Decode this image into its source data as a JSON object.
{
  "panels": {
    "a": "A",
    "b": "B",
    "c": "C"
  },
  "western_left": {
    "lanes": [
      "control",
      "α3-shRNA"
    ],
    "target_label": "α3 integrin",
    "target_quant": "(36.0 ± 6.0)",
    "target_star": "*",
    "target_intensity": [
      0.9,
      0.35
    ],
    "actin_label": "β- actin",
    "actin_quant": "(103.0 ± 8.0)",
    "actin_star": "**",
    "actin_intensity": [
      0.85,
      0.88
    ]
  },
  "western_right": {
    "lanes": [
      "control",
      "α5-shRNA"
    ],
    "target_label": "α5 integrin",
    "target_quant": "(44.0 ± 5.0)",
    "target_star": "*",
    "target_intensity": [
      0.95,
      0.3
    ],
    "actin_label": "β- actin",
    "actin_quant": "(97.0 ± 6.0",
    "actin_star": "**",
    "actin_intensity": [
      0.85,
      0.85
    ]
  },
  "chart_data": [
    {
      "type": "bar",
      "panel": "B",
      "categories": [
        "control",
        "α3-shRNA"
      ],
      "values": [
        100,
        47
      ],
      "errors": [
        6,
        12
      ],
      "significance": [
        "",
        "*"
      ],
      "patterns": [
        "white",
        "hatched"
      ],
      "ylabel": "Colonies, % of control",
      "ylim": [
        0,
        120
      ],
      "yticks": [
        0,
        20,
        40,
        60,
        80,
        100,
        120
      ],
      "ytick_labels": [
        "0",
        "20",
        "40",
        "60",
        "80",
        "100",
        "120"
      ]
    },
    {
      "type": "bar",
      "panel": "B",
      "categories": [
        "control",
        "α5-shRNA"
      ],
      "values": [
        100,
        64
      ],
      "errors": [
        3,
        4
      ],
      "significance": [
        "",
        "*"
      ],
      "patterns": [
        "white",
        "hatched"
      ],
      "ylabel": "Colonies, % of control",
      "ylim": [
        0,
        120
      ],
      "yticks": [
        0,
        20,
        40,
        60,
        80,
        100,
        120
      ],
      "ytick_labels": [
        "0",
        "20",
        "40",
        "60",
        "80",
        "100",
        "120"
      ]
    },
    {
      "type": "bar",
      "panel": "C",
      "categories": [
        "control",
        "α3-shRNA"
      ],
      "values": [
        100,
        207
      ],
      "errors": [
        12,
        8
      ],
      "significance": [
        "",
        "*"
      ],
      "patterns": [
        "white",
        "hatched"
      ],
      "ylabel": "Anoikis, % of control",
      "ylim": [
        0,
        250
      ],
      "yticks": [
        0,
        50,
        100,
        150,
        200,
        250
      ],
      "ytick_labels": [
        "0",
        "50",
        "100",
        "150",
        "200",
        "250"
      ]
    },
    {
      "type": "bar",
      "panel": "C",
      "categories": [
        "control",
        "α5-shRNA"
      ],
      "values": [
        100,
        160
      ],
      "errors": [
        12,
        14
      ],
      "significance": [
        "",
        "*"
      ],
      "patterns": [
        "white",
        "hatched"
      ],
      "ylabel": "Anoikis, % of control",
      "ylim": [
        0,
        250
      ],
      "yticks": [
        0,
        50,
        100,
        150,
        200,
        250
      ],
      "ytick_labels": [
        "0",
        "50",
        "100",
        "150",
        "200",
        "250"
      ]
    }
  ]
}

··········

# Problem requirements
Every line of the records that includes the word "integrin" should be gathered.

# Task solution
    "target_label": "α3 integrin",
    "target_label": "α5 integrin",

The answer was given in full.